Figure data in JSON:
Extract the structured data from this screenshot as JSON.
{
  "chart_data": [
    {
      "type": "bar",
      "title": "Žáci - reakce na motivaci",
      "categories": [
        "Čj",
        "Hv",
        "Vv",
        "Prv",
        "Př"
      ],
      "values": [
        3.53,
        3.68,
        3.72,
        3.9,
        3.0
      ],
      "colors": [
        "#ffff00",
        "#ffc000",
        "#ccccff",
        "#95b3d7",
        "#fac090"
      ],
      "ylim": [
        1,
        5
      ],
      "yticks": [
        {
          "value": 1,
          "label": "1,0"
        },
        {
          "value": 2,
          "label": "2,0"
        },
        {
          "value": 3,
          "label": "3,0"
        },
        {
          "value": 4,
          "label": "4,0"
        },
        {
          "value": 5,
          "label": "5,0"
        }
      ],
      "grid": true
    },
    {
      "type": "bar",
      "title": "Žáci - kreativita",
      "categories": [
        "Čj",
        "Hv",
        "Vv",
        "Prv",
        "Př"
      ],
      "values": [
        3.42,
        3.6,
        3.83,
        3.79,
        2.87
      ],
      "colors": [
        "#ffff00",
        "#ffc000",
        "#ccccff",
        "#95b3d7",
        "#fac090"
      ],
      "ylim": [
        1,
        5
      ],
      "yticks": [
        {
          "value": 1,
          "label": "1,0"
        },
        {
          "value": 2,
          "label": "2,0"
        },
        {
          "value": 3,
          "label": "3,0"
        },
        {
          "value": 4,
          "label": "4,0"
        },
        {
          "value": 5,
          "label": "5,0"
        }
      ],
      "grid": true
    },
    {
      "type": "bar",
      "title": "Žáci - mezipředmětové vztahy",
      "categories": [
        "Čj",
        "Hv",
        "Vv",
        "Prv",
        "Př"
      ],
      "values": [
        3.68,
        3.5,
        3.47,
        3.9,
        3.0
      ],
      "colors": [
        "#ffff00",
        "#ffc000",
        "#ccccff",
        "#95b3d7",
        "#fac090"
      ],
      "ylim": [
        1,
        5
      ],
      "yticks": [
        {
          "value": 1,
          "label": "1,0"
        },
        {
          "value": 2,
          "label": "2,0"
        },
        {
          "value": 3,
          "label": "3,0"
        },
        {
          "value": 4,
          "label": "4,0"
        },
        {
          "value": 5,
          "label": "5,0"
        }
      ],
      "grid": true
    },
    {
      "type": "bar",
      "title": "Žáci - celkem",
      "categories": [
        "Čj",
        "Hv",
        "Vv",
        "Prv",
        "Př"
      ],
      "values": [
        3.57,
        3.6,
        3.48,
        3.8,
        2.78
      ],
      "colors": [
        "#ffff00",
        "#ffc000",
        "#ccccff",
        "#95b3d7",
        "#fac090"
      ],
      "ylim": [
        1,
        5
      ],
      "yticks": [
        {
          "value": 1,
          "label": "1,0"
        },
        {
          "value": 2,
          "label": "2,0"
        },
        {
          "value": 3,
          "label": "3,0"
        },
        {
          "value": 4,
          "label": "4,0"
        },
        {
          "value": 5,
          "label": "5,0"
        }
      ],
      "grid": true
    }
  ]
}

- TO DO -
Reproduce the data in its entirety, matching each character.

- SOLUTION TO THE PROBLEM -
Extract the structured data from this screenshot as JSON.
{
  "chart_data": [
    {
      "type": "bar",
      "title": "Žáci - reakce na motivaci",
      "categories": [
        "Čj",
        "Hv",
        "Vv",
        "Prv",
        "Př"
      ],
      "values": [
        3.53,
        3.68,
        3.72,
        3.9,
        3.0
      ],
      "colors": [
        "#ffff00",
        "#ffc000",
        "#ccccff",
        "#95b3d7",
        "#fac090"
      ],
      "ylim": [
        1,
        5
      ],
      "yticks": [
        {
          "value": 1,
          "label": "1,0"
        },
        {
          "value": 2,
          "label": "2,0"
        },
        {
          "value": 3,
          "label": "3,0"
        },
        {
          "value": 4,
          "label": "4,0"
        },
        {
          "value": 5,
          "label": "5,0"
        }
      ],
      "grid": true
    },
    {
      "type": "bar",
      "title": "Žáci - kreativita",
      "categories": [
        "Čj",
        "Hv",
        "Vv",
        "Prv",
        "Př"
      ],
      "values": [
        3.42,
        3.6,
        3.83,
        3.79,
        2.87
      ],
      "colors": [
        "#ffff00",
        "#ffc000",
        "#ccccff",
        "#95b3d7",
        "#fac090"
      ],
      "ylim": [
        1,
        5
      ],
      "yticks": [
        {
          "value": 1,
          "label": "1,0"
        },
        {
          "value": 2,
          "label": "2,0"
        },
        {
          "value": 3,
          "label": "3,0"
        },
        {
          "value": 4,
          "label": "4,0"
        },
        {
          "value": 5,
          "label": "5,0"
        }
      ],
      "grid": true
    },
    {
      "type": "bar",
      "title": "Žáci - mezipředmětové vztahy",
      "categories": [
        "Čj",
        "Hv",
        "Vv",
        "Prv",
        "Př"
      ],
      "values": [
        3.68,
        3.5,
        3.47,
        3.9,
        3.0
      ],
      "colors": [
        "#ffff00",
        "#ffc000",
        "#ccccff",
        "#95b3d7",
        "#fac090"
      ],
      "ylim": [
        1,
        5
      ],
      "yticks": [
        {
          "value": 1,
          "label": "1,0"
        },
        {
          "value": 2,
          "label": "2,0"
        },
        {
          "value": 3,
          "label": "3,0"
        },
        {
          "value": 4,
          "label": "4,0"
        },
        {
          "value": 5,
          "label": "5,0"
        }
      ],
      "grid": true
    },
    {
      "type": "bar",
      "title": "Žáci - celkem",
      "categories": [
        "Čj",
        "Hv",
        "Vv",
        "Prv",
        "Př"
      ],
      "values": [
        3.57,
        3.6,
        3.48,
        3.8,
        2.78
      ],
      "colors": [
        "#ffff00",
        "#ffc000",
        "#ccccff",
        "#95b3d7",
        "#fac090"
      ],
      "ylim": [
        1,
        5
      ],
      "yticks": [
        {
          "value": 1,
          "label": "1,0"
        },
        {
          "value": 2,
          "label": "2,0"
        },
        {
          "value": 3,
          "label": "3,0"
        },
        {
          "value": 4,
          "label": "4,0"
        },
        {
          "value": 5,
          "label": "5,0"
        }
      ],
      "grid": true
    }
  ]
}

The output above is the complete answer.